__Task instructions__. Write out every line of the listing below word for word, with no changes or omissions.

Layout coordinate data
● ● ● ●
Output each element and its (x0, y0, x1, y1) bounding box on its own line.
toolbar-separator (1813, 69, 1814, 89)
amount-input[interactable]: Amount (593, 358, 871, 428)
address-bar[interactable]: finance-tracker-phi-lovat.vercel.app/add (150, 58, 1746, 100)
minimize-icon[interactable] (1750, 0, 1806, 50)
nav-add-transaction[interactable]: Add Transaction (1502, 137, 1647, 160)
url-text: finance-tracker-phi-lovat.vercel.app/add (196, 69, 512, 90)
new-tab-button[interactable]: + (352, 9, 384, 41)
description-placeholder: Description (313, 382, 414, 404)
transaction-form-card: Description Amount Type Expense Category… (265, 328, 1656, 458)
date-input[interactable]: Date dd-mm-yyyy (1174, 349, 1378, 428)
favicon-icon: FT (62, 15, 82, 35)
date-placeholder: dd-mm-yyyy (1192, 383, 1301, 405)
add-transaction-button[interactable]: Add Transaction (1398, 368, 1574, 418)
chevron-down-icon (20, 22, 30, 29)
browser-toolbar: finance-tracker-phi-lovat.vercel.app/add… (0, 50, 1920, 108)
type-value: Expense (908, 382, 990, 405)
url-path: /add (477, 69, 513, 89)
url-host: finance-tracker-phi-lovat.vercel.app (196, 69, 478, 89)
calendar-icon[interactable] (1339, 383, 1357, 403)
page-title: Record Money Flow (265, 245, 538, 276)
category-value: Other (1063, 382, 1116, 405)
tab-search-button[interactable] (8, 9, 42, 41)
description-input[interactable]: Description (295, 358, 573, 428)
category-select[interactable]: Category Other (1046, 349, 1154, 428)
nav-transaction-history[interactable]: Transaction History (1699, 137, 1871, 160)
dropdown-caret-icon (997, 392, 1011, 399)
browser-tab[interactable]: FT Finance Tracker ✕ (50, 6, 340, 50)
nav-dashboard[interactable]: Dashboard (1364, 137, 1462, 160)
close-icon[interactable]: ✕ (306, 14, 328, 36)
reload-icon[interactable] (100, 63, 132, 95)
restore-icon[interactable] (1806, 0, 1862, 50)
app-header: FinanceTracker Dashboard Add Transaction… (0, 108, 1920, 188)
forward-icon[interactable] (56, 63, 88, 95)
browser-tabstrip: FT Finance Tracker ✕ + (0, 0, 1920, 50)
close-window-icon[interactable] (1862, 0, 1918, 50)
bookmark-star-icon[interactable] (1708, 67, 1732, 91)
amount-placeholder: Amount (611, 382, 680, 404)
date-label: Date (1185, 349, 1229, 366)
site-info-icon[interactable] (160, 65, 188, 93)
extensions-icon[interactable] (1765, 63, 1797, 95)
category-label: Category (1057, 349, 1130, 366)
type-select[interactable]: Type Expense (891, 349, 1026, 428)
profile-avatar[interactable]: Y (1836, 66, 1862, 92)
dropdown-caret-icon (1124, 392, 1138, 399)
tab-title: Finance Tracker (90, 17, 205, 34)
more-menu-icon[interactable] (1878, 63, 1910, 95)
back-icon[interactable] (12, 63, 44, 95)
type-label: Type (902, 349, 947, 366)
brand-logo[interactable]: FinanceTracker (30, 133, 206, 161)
● ● ● ●
__Expected output__.
Output each element and its (x0, y0, x1, y1) bounding box on its own line.
toolbar-separator (1813, 69, 1814, 89)
amount-input[interactable]: Amount (593, 358, 871, 428)
address-bar[interactable]: finance-tracker-phi-lovat.vercel.app/add (150, 58, 1746, 100)
minimize-icon[interactable] (1750, 0, 1806, 50)
nav-add-transaction[interactable]: Add Transaction (1502, 137, 1647, 160)
url-text: finance-tracker-phi-lovat.vercel.app/add (196, 69, 512, 90)
new-tab-button[interactable]: + (352, 9, 384, 41)
description-placeholder: Description (313, 382, 414, 404)
transaction-form-card: Description Amount Type Expense Category… (265, 328, 1656, 458)
date-input[interactable]: Date dd-mm-yyyy (1174, 349, 1378, 428)
favicon-icon: FT (62, 15, 82, 35)
date-placeholder: dd-mm-yyyy (1192, 383, 1301, 405)
add-transaction-button[interactable]: Add Transaction (1398, 368, 1574, 418)
chevron-down-icon (20, 22, 30, 29)
browser-toolbar: finance-tracker-phi-lovat.vercel.app/add… (0, 50, 1920, 108)
type-value: Expense (908, 382, 990, 405)
url-path: /add (477, 69, 513, 89)
url-host: finance-tracker-phi-lovat.vercel.app (196, 69, 478, 89)
calendar-icon[interactable] (1339, 383, 1357, 403)
page-title: Record Money Flow (265, 245, 538, 276)
category-value: Other (1063, 382, 1116, 405)
tab-search-button[interactable] (8, 9, 42, 41)
description-input[interactable]: Description (295, 358, 573, 428)
category-select[interactable]: Category Other (1046, 349, 1154, 428)
nav-transaction-history[interactable]: Transaction History (1699, 137, 1871, 160)
dropdown-caret-icon (997, 392, 1011, 399)
browser-tab[interactable]: FT Finance Tracker ✕ (50, 6, 340, 50)
nav-dashboard[interactable]: Dashboard (1364, 137, 1462, 160)
close-icon[interactable]: ✕ (306, 14, 328, 36)
reload-icon[interactable] (100, 63, 132, 95)
restore-icon[interactable] (1806, 0, 1862, 50)
app-header: FinanceTracker Dashboard Add Transaction… (0, 108, 1920, 188)
forward-icon[interactable] (56, 63, 88, 95)
browser-tabstrip: FT Finance Tracker ✕ + (0, 0, 1920, 50)
close-window-icon[interactable] (1862, 0, 1918, 50)
bookmark-star-icon[interactable] (1708, 67, 1732, 91)
amount-placeholder: Amount (611, 382, 680, 404)
date-label: Date (1185, 349, 1229, 366)
site-info-icon[interactable] (160, 65, 188, 93)
extensions-icon[interactable] (1765, 63, 1797, 95)
category-label: Category (1057, 349, 1130, 366)
type-select[interactable]: Type Expense (891, 349, 1026, 428)
profile-avatar[interactable]: Y (1836, 66, 1862, 92)
dropdown-caret-icon (1124, 392, 1138, 399)
tab-title: Finance Tracker (90, 17, 205, 34)
more-menu-icon[interactable] (1878, 63, 1910, 95)
back-icon[interactable] (12, 63, 44, 95)
type-label: Type (902, 349, 947, 366)
brand-logo[interactable]: FinanceTracker (30, 133, 206, 161)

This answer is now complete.